• [Problem statement] Set down the full court opinion excerpt below word for word, without changing anything.

Citation Numbers: 148 Misc. 670
Judges: McNaught
Filed Date: 8/15/1933
Status: Precedential
Modified Date: 1/12/2023
The real parties in interest in the determination of the controversy presented by the issues are the plaintiff, Mary Drobney, and the defendants Steve Svec and Anna Svec. The parties are the unfortunate victims of the fraudulent conduct of one James F. Sullivan. Sullivan for some period of time was a practicing attorney and real estate operator in the village of Endicott in the county of Broome. After the transactions involved herein he removed to New York city and subsequently absconded. The unfortunate situation in which the parties find themselves is due to reprehensible and illegal acts of Sullivan and to the confidence each reposed in him. A clear understanding of the issues requires the unraveling of a somewhat complicated state of facts.

[Some records]
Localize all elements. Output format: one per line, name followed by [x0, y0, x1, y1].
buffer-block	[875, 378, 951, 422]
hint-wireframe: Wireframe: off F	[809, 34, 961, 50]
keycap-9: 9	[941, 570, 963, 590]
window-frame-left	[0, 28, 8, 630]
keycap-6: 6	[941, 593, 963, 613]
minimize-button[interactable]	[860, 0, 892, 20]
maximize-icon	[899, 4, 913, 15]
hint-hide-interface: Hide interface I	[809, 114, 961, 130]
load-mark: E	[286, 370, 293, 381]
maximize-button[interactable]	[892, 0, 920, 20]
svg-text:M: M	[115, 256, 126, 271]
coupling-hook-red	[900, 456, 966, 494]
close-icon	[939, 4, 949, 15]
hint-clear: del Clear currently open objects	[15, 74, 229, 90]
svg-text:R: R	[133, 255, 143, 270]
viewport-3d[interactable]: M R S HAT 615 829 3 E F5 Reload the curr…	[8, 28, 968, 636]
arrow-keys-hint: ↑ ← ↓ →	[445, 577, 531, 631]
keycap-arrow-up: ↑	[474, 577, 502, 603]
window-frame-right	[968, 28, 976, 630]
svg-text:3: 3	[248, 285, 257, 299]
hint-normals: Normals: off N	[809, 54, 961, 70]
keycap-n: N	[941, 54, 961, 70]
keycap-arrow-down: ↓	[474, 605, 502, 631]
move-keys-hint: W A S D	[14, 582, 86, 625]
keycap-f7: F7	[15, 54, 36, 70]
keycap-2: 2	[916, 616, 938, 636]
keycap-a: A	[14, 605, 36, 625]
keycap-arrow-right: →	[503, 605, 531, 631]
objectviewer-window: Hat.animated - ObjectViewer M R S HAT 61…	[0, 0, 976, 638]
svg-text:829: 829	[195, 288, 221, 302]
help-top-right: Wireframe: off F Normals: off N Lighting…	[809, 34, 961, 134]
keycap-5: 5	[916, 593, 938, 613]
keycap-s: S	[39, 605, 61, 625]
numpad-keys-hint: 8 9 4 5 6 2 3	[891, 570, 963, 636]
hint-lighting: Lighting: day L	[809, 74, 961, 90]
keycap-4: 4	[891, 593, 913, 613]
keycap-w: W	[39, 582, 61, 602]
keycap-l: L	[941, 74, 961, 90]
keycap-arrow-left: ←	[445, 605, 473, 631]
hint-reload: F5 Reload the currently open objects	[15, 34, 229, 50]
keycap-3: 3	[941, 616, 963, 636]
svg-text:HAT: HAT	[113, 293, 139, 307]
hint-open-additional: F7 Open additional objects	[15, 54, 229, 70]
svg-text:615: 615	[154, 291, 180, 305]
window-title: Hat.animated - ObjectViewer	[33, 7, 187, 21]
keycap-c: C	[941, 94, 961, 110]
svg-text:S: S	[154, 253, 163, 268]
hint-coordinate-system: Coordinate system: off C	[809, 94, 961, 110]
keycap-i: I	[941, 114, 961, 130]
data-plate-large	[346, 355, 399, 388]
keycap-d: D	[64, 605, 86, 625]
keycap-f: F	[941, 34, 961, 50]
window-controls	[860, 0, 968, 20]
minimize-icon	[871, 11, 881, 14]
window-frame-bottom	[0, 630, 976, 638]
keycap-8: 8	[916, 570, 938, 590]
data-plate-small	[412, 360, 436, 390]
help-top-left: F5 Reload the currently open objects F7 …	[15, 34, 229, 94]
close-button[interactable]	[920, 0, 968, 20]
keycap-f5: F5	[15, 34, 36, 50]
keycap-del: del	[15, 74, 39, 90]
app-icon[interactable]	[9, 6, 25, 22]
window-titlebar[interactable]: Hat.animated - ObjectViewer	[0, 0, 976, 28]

• [Exercise solution]
Citation Numbers: 148 Misc. 670
Judges: McNaught
Filed Date: 8/15/1933
Status: Precedential
Modified Date: 1/12/2023
The real parties in interest in the determination of the controversy presented by the issues are the plaintiff, Mary Drobney, and the defendants Steve Svec and Anna Svec. The parties are the unfortunate victims of the fraudulent conduct of one James F. Sullivan. Sullivan for some period of time was a practicing attorney and real estate operator in the village of Endicott in the county of Broome. After the transactions involved herein he removed to New York city and subsequently absconded. The unfortunate situation in which the parties find themselves is due to reprehensible and illegal acts of Sullivan and to the confidence each reposed in him. A clear understanding of the issues requires the unraveling of a somewhat complicated state of facts.